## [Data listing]
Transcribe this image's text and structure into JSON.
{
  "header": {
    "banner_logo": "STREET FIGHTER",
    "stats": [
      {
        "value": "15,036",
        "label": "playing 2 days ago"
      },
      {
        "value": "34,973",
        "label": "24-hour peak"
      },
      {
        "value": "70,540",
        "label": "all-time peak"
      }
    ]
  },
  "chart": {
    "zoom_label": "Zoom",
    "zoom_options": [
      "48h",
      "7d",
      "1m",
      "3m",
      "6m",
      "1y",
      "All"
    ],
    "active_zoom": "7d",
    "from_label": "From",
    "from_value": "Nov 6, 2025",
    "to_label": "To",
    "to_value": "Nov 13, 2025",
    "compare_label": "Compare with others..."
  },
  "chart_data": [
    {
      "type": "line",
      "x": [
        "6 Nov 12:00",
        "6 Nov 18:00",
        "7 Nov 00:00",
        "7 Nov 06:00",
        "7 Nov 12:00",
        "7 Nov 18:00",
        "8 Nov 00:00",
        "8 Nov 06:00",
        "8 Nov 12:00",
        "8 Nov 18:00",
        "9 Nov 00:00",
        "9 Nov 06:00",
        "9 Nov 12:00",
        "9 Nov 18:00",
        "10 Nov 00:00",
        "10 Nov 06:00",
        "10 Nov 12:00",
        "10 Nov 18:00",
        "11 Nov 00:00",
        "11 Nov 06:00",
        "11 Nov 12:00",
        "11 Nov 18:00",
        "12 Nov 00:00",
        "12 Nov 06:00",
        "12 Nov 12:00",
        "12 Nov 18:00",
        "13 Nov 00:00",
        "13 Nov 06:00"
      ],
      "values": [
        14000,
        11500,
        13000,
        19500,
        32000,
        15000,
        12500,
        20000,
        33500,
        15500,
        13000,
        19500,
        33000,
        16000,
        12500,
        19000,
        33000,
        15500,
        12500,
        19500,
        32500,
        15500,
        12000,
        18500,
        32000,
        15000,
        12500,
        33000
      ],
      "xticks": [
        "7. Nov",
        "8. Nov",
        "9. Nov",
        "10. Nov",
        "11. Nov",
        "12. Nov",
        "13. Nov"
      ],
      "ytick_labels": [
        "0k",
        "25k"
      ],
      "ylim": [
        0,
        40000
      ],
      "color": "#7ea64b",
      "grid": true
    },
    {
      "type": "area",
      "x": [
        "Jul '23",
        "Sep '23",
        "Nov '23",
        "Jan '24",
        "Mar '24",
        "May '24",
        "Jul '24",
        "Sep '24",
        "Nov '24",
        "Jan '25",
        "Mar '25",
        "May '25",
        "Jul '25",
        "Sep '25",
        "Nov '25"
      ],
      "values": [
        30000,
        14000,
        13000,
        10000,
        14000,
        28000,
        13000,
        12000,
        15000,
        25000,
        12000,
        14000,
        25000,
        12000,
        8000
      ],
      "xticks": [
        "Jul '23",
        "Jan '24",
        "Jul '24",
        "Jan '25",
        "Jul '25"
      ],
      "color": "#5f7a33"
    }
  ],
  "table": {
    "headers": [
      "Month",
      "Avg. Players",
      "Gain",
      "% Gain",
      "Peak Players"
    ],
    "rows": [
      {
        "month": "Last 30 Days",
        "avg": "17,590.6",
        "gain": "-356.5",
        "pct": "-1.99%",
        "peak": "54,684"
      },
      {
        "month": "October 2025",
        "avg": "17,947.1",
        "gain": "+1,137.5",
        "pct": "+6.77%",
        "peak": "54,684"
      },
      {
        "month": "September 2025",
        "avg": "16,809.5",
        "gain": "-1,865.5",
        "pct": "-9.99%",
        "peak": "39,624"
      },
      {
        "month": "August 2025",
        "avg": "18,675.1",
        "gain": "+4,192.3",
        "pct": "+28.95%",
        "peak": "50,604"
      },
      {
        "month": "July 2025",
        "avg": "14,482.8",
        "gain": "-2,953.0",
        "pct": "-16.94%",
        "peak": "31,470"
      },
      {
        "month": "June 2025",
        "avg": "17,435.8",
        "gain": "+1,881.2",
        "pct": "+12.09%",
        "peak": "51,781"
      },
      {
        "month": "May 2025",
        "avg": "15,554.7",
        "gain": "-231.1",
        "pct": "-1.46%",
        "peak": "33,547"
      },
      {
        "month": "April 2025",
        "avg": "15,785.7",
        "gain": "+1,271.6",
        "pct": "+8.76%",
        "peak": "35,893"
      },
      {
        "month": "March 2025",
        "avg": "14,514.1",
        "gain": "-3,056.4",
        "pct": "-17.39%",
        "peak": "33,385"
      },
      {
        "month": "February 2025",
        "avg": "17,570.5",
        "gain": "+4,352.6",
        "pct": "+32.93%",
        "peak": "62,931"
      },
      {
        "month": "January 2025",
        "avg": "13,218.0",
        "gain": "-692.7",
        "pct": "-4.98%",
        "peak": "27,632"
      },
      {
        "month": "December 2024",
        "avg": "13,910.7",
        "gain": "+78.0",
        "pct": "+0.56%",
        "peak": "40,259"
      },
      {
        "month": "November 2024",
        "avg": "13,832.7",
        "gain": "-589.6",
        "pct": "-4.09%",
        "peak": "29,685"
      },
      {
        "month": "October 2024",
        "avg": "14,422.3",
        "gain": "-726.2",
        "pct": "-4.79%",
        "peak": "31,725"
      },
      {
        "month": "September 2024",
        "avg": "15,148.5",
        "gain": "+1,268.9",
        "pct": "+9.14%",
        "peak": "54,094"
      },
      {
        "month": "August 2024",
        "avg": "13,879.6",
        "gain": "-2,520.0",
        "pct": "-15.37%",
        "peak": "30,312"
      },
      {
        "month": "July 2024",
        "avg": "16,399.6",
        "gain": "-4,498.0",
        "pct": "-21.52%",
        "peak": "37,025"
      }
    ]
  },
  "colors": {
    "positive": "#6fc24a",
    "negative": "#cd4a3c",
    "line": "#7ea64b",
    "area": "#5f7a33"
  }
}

## [Your objective]
The records above are to be copied in full, exactly as written.

## [Finished task]
Transcribe this image's text and structure into JSON.
{
  "header": {
    "banner_logo": "STREET FIGHTER",
    "stats": [
      {
        "value": "15,036",
        "label": "playing 2 days ago"
      },
      {
        "value": "34,973",
        "label": "24-hour peak"
      },
      {
        "value": "70,540",
        "label": "all-time peak"
      }
    ]
  },
  "chart": {
    "zoom_label": "Zoom",
    "zoom_options": [
      "48h",
      "7d",
      "1m",
      "3m",
      "6m",
      "1y",
      "All"
    ],
    "active_zoom": "7d",
    "from_label": "From",
    "from_value": "Nov 6, 2025",
    "to_label": "To",
    "to_value": "Nov 13, 2025",
    "compare_label": "Compare with others..."
  },
  "chart_data": [
    {
      "type": "line",
      "x": [
        "6 Nov 12:00",
        "6 Nov 18:00",
        "7 Nov 00:00",
        "7 Nov 06:00",
        "7 Nov 12:00",
        "7 Nov 18:00",
        "8 Nov 00:00",
        "8 Nov 06:00",
        "8 Nov 12:00",
        "8 Nov 18:00",
        "9 Nov 00:00",
        "9 Nov 06:00",
        "9 Nov 12:00",
        "9 Nov 18:00",
        "10 Nov 00:00",
        "10 Nov 06:00",
        "10 Nov 12:00",
        "10 Nov 18:00",
        "11 Nov 00:00",
        "11 Nov 06:00",
        "11 Nov 12:00",
        "11 Nov 18:00",
        "12 Nov 00:00",
        "12 Nov 06:00",
        "12 Nov 12:00",
        "12 Nov 18:00",
        "13 Nov 00:00",
        "13 Nov 06:00"
      ],
      "values": [
        14000,
        11500,
        13000,
        19500,
        32000,
        15000,
        12500,
        20000,
        33500,
        15500,
        13000,
        19500,
        33000,
        16000,
        12500,
        19000,
        33000,
        15500,
        12500,
        19500,
        32500,
        15500,
        12000,
        18500,
        32000,
        15000,
        12500,
        33000
      ],
      "xticks": [
        "7. Nov",
        "8. Nov",
        "9. Nov",
        "10. Nov",
        "11. Nov",
        "12. Nov",
        "13. Nov"
      ],
      "ytick_labels": [
        "0k",
        "25k"
      ],
      "ylim": [
        0,
        40000
      ],
      "color": "#7ea64b",
      "grid": true
    },
    {
      "type": "area",
      "x": [
        "Jul '23",
        "Sep '23",
        "Nov '23",
        "Jan '24",
        "Mar '24",
        "May '24",
        "Jul '24",
        "Sep '24",
        "Nov '24",
        "Jan '25",
        "Mar '25",
        "May '25",
        "Jul '25",
        "Sep '25",
        "Nov '25"
      ],
      "values": [
        30000,
        14000,
        13000,
        10000,
        14000,
        28000,
        13000,
        12000,
        15000,
        25000,
        12000,
        14000,
        25000,
        12000,
        8000
      ],
      "xticks": [
        "Jul '23",
        "Jan '24",
        "Jul '24",
        "Jan '25",
        "Jul '25"
      ],
      "color": "#5f7a33"
    }
  ],
  "table": {
    "headers": [
      "Month",
      "Avg. Players",
      "Gain",
      "% Gain",
      "Peak Players"
    ],
    "rows": [
      {
        "month": "Last 30 Days",
        "avg": "17,590.6",
        "gain": "-356.5",
        "pct": "-1.99%",
        "peak": "54,684"
      },
      {
        "month": "October 2025",
        "avg": "17,947.1",
        "gain": "+1,137.5",
        "pct": "+6.77%",
        "peak": "54,684"
      },
      {
        "month": "September 2025",
        "avg": "16,809.5",
        "gain": "-1,865.5",
        "pct": "-9.99%",
        "peak": "39,624"
      },
      {
        "month": "August 2025",
        "avg": "18,675.1",
        "gain": "+4,192.3",
        "pct": "+28.95%",
        "peak": "50,604"
      },
      {
        "month": "July 2025",
        "avg": "14,482.8",
        "gain": "-2,953.0",
        "pct": "-16.94%",
        "peak": "31,470"
      },
      {
        "month": "June 2025",
        "avg": "17,435.8",
        "gain": "+1,881.2",
        "pct": "+12.09%",
        "peak": "51,781"
      },
      {
        "month": "May 2025",
        "avg": "15,554.7",
        "gain": "-231.1",
        "pct": "-1.46%",
        "peak": "33,547"
      },
      {
        "month": "April 2025",
        "avg": "15,785.7",
        "gain": "+1,271.6",
        "pct": "+8.76%",
        "peak": "35,893"
      },
      {
        "month": "March 2025",
        "avg": "14,514.1",
        "gain": "-3,056.4",
        "pct": "-17.39%",
        "peak": "33,385"
      },
      {
        "month": "February 2025",
        "avg": "17,570.5",
        "gain": "+4,352.6",
        "pct": "+32.93%",
        "peak": "62,931"
      },
      {
        "month": "January 2025",
        "avg": "13,218.0",
        "gain": "-692.7",
        "pct": "-4.98%",
        "peak": "27,632"
      },
      {
        "month": "December 2024",
        "avg": "13,910.7",
        "gain": "+78.0",
        "pct": "+0.56%",
        "peak": "40,259"
      },
      {
        "month": "November 2024",
        "avg": "13,832.7",
        "gain": "-589.6",
        "pct": "-4.09%",
        "peak": "29,685"
      },
      {
        "month": "October 2024",
        "avg": "14,422.3",
        "gain": "-726.2",
        "pct": "-4.79%",
        "peak": "31,725"
      },
      {
        "month": "September 2024",
        "avg": "15,148.5",
        "gain": "+1,268.9",
        "pct": "+9.14%",
        "peak": "54,094"
      },
      {
        "month": "August 2024",
        "avg": "13,879.6",
        "gain": "-2,520.0",
        "pct": "-15.37%",
        "peak": "30,312"
      },
      {
        "month": "July 2024",
        "avg": "16,399.6",
        "gain": "-4,498.0",
        "pct": "-21.52%",
        "peak": "37,025"
      }
    ]
  },
  "colors": {
    "positive": "#6fc24a",
    "negative": "#cd4a3c",
    "line": "#7ea64b",
    "area": "#5f7a33"
  }
}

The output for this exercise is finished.